| Data listing |

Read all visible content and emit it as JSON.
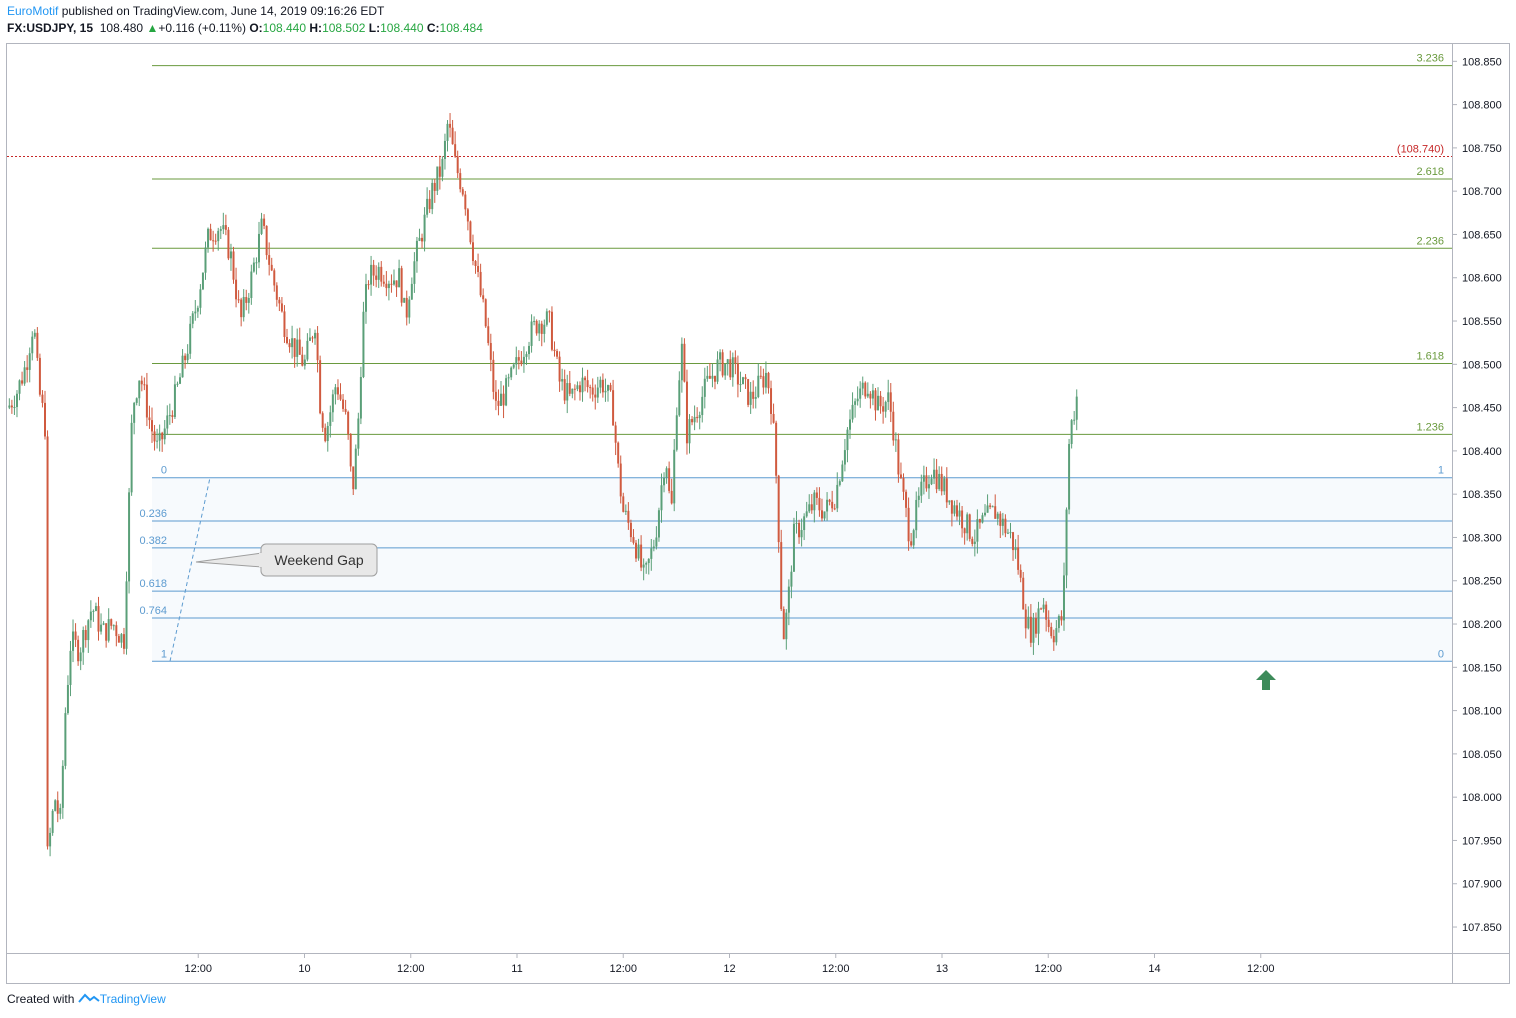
{
  "header": {
    "publisher": "EuroMotif",
    "published_text": " published on TradingView.com, June 14, 2019 09:16:26 EDT",
    "symbol": "FX:USDJPY, 15",
    "last": "108.480",
    "change": "+0.116 (+0.11%)",
    "o_label": "O:",
    "o": "108.440",
    "h_label": "H:",
    "h": "108.502",
    "l_label": "L:",
    "l": "108.440",
    "c_label": "C:",
    "c": "108.484"
  },
  "footer": {
    "created_with": "Created with",
    "brand": "TradingView"
  },
  "colors": {
    "up": "#5a9f78",
    "down": "#d05a3f",
    "fib_ext": "#6a9a3e",
    "fib_retr": "#5d9bd0",
    "alert": "#c62828"
  },
  "chart_data": {
    "type": "candlestick",
    "ylim": [
      107.82,
      108.87
    ],
    "y_ticks": [
      "108.850",
      "108.800",
      "108.750",
      "108.700",
      "108.650",
      "108.600",
      "108.550",
      "108.500",
      "108.450",
      "108.400",
      "108.350",
      "108.300",
      "108.250",
      "108.200",
      "108.150",
      "108.100",
      "108.050",
      "108.000",
      "107.950",
      "107.900",
      "107.850"
    ],
    "x_ticks": [
      {
        "label": "12:00",
        "t": 2
      },
      {
        "label": "10",
        "t": 3
      },
      {
        "label": "12:00",
        "t": 4
      },
      {
        "label": "11",
        "t": 5
      },
      {
        "label": "12:00",
        "t": 6
      },
      {
        "label": "12",
        "t": 7
      },
      {
        "label": "12:00",
        "t": 8
      },
      {
        "label": "13",
        "t": 9
      },
      {
        "label": "12:00",
        "t": 10
      },
      {
        "label": "14",
        "t": 11
      },
      {
        "label": "12:00",
        "t": 12
      }
    ],
    "x_range": [
      0.2,
      13.8
    ],
    "price_alert": {
      "price": 108.74,
      "label": "(108.740)"
    },
    "fib_extension": [
      {
        "level": "3.236",
        "price": 108.845
      },
      {
        "level": "2.618",
        "price": 108.714
      },
      {
        "level": "2.236",
        "price": 108.634
      },
      {
        "level": "1.618",
        "price": 108.501
      },
      {
        "level": "1.236",
        "price": 108.419
      },
      {
        "level": "1",
        "price": 108.369
      },
      {
        "level": "0",
        "price": 108.157
      }
    ],
    "fib_retracement": [
      {
        "level": "0",
        "price": 108.369
      },
      {
        "level": "0.236",
        "price": 108.319
      },
      {
        "level": "0.382",
        "price": 108.288
      },
      {
        "level": "0.618",
        "price": 108.238
      },
      {
        "level": "0.764",
        "price": 108.207
      },
      {
        "level": "1",
        "price": 108.157
      }
    ],
    "annotation": {
      "text": "Weekend Gap"
    },
    "series_path": [
      [
        0.21,
        108.45
      ],
      [
        0.3,
        108.47
      ],
      [
        0.38,
        108.5
      ],
      [
        0.45,
        108.55
      ],
      [
        0.5,
        108.47
      ],
      [
        0.53,
        108.45
      ],
      [
        0.57,
        108.42
      ],
      [
        0.58,
        107.93
      ],
      [
        0.65,
        108.0
      ],
      [
        0.7,
        107.97
      ],
      [
        0.75,
        108.1
      ],
      [
        0.8,
        108.18
      ],
      [
        0.88,
        108.17
      ],
      [
        0.95,
        108.2
      ],
      [
        1.0,
        108.22
      ],
      [
        1.1,
        108.19
      ],
      [
        1.2,
        108.2
      ],
      [
        1.3,
        108.18
      ],
      [
        1.38,
        108.45
      ],
      [
        1.45,
        108.49
      ],
      [
        1.55,
        108.43
      ],
      [
        1.62,
        108.4
      ],
      [
        1.7,
        108.43
      ],
      [
        1.8,
        108.47
      ],
      [
        1.9,
        108.52
      ],
      [
        2.0,
        108.58
      ],
      [
        2.1,
        108.65
      ],
      [
        2.2,
        108.66
      ],
      [
        2.3,
        108.63
      ],
      [
        2.4,
        108.55
      ],
      [
        2.5,
        108.6
      ],
      [
        2.6,
        108.66
      ],
      [
        2.7,
        108.6
      ],
      [
        2.8,
        108.55
      ],
      [
        2.9,
        108.52
      ],
      [
        3.0,
        108.5
      ],
      [
        3.1,
        108.55
      ],
      [
        3.15,
        108.45
      ],
      [
        3.2,
        108.42
      ],
      [
        3.3,
        108.48
      ],
      [
        3.4,
        108.43
      ],
      [
        3.45,
        108.35
      ],
      [
        3.5,
        108.42
      ],
      [
        3.55,
        108.55
      ],
      [
        3.6,
        108.6
      ],
      [
        3.7,
        108.61
      ],
      [
        3.8,
        108.6
      ],
      [
        3.9,
        108.6
      ],
      [
        3.95,
        108.55
      ],
      [
        4.0,
        108.6
      ],
      [
        4.1,
        108.65
      ],
      [
        4.2,
        108.7
      ],
      [
        4.3,
        108.73
      ],
      [
        4.35,
        108.78
      ],
      [
        4.42,
        108.73
      ],
      [
        4.5,
        108.7
      ],
      [
        4.6,
        108.62
      ],
      [
        4.7,
        108.55
      ],
      [
        4.8,
        108.45
      ],
      [
        4.9,
        108.47
      ],
      [
        5.0,
        108.5
      ],
      [
        5.1,
        108.53
      ],
      [
        5.2,
        108.55
      ],
      [
        5.3,
        108.55
      ],
      [
        5.4,
        108.48
      ],
      [
        5.5,
        108.46
      ],
      [
        5.6,
        108.48
      ],
      [
        5.7,
        108.47
      ],
      [
        5.8,
        108.48
      ],
      [
        5.9,
        108.45
      ],
      [
        5.95,
        108.38
      ],
      [
        6.0,
        108.33
      ],
      [
        6.1,
        108.3
      ],
      [
        6.2,
        108.25
      ],
      [
        6.3,
        108.3
      ],
      [
        6.35,
        108.35
      ],
      [
        6.4,
        108.4
      ],
      [
        6.45,
        108.32
      ],
      [
        6.5,
        108.45
      ],
      [
        6.55,
        108.52
      ],
      [
        6.6,
        108.42
      ],
      [
        6.7,
        108.45
      ],
      [
        6.8,
        108.48
      ],
      [
        6.9,
        108.5
      ],
      [
        7.0,
        108.5
      ],
      [
        7.1,
        108.48
      ],
      [
        7.2,
        108.46
      ],
      [
        7.3,
        108.48
      ],
      [
        7.35,
        108.49
      ],
      [
        7.4,
        108.45
      ],
      [
        7.45,
        108.35
      ],
      [
        7.5,
        108.18
      ],
      [
        7.55,
        108.22
      ],
      [
        7.6,
        108.3
      ],
      [
        7.7,
        108.32
      ],
      [
        7.8,
        108.34
      ],
      [
        7.9,
        108.33
      ],
      [
        8.0,
        108.35
      ],
      [
        8.1,
        108.42
      ],
      [
        8.2,
        108.46
      ],
      [
        8.3,
        108.48
      ],
      [
        8.4,
        108.45
      ],
      [
        8.5,
        108.46
      ],
      [
        8.55,
        108.42
      ],
      [
        8.6,
        108.37
      ],
      [
        8.7,
        108.3
      ],
      [
        8.8,
        108.35
      ],
      [
        8.9,
        108.38
      ],
      [
        9.0,
        108.36
      ],
      [
        9.1,
        108.34
      ],
      [
        9.2,
        108.32
      ],
      [
        9.3,
        108.3
      ],
      [
        9.4,
        108.32
      ],
      [
        9.5,
        108.33
      ],
      [
        9.6,
        108.31
      ],
      [
        9.65,
        108.3
      ],
      [
        9.7,
        108.28
      ],
      [
        9.75,
        108.24
      ],
      [
        9.8,
        108.2
      ],
      [
        9.85,
        108.19
      ],
      [
        9.9,
        108.21
      ],
      [
        9.95,
        108.23
      ],
      [
        10.0,
        108.2
      ],
      [
        10.05,
        108.19
      ],
      [
        10.1,
        108.2
      ],
      [
        10.14,
        108.21
      ],
      [
        10.16,
        108.3
      ],
      [
        10.2,
        108.42
      ],
      [
        10.25,
        108.45
      ],
      [
        10.28,
        108.47
      ]
    ]
  }
}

| SET TASK |
Pick out every line above that contains the word "TradingView" and copy it.

| FINISHED EXERCISE |
    "published_text": " published on TradingView.com, June 14, 2019 09:16:26 EDT",
    "brand": "TradingView"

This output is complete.